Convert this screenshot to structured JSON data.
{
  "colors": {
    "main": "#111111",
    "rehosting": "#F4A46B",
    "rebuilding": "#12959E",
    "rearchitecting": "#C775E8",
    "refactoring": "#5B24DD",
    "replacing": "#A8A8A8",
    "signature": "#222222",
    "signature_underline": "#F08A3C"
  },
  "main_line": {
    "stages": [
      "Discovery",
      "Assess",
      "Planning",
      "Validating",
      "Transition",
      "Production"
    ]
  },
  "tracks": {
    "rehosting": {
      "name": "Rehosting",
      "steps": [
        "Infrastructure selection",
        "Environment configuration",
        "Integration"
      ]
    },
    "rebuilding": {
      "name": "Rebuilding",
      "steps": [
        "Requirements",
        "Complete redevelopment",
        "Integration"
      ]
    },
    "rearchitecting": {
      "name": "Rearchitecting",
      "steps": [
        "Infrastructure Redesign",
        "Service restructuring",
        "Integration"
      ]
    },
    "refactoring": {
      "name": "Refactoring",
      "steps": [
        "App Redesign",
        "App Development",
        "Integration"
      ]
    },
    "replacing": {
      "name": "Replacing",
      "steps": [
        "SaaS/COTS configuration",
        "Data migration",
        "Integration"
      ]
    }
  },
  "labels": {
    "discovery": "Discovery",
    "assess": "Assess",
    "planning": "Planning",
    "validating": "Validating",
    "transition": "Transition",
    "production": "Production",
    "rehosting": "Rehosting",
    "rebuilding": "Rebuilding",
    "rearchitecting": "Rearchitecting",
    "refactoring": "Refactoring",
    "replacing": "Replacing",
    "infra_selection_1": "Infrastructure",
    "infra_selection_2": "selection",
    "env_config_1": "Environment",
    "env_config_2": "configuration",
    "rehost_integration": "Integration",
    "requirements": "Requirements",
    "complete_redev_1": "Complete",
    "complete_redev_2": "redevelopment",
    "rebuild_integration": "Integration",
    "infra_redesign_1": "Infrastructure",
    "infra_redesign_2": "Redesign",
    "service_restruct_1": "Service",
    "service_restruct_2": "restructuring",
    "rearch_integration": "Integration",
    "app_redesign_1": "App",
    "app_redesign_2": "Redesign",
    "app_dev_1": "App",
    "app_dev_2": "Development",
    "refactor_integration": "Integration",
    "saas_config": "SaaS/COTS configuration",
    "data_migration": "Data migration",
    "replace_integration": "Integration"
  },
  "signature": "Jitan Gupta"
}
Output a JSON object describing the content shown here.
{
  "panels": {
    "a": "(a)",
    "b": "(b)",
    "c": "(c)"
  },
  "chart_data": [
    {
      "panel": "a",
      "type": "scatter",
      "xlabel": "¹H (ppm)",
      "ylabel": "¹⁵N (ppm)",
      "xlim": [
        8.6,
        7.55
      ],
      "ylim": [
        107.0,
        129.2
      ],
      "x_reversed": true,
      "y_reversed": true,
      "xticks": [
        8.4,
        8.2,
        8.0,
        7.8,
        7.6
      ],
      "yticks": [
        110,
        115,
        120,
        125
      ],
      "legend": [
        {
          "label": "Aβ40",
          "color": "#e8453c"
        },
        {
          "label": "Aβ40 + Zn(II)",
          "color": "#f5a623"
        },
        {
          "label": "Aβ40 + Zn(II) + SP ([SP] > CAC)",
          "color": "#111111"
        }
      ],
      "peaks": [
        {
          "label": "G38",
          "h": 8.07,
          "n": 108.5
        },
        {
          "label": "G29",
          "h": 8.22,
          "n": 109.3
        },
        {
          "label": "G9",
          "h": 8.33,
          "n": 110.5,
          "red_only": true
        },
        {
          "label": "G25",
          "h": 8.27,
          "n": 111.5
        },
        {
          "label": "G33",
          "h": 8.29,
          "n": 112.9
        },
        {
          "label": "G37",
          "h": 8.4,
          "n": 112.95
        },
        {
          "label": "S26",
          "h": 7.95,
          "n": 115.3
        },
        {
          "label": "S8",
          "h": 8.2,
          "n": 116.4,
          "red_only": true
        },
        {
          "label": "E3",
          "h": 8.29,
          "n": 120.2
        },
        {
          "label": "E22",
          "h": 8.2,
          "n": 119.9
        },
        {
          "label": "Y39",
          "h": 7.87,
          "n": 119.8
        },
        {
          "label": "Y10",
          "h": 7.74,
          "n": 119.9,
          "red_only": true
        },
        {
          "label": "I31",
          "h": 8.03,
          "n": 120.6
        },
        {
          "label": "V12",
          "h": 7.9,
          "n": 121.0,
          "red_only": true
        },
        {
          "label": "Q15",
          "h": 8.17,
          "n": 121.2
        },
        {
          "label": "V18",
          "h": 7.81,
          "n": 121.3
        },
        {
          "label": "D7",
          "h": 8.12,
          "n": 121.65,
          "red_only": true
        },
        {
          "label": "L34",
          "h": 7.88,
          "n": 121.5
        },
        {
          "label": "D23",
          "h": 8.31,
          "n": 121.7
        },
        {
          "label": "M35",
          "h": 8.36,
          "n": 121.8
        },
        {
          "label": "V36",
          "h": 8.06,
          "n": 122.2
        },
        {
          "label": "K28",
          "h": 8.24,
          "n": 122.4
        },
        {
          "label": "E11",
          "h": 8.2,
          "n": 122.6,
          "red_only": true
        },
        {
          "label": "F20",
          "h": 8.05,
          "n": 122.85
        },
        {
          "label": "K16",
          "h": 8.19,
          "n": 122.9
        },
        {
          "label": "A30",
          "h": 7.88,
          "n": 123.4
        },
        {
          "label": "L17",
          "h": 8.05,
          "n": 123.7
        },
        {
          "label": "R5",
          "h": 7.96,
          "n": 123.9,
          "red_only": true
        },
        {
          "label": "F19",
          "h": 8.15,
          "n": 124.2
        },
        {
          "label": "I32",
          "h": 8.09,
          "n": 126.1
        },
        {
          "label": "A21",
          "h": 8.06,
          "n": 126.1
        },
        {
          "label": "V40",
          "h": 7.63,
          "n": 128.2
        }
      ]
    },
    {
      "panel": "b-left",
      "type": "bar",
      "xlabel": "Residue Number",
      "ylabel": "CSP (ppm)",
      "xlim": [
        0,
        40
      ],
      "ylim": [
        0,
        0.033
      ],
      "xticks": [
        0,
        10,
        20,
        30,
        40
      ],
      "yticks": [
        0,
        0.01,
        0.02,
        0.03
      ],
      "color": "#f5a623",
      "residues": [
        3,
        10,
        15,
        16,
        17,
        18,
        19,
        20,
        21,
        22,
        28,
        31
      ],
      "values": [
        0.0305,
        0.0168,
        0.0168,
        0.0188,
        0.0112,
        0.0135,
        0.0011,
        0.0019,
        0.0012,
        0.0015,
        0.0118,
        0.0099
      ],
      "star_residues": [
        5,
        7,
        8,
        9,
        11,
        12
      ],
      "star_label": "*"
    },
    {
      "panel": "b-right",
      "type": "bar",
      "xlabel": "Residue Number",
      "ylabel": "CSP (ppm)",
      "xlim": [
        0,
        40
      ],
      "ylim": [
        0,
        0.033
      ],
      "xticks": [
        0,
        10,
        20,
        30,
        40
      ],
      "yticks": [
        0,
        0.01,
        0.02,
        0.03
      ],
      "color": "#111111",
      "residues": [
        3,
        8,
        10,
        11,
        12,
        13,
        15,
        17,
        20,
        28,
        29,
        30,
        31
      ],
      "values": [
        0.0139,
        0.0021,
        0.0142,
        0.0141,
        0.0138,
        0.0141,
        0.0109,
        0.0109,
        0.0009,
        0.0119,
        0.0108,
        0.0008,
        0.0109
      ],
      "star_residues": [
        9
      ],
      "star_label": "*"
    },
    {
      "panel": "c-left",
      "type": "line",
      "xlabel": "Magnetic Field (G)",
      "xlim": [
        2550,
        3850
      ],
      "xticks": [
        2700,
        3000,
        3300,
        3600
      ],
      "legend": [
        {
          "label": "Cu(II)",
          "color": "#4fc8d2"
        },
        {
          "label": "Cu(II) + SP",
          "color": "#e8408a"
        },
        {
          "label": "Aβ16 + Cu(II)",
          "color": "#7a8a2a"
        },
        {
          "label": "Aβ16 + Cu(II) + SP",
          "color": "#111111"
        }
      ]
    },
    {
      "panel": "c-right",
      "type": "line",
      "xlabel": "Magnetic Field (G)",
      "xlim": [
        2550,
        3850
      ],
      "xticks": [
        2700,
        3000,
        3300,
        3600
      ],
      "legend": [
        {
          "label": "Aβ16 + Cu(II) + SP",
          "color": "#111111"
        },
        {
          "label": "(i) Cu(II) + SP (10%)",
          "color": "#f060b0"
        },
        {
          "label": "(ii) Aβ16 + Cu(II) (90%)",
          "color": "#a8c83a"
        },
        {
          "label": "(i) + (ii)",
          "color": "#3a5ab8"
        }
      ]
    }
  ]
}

What is being asked: Collect the complete line wherever the string "Environment" appears in the records.

The solution:
        "Environment configuration",
    "env_config_1": "Environment",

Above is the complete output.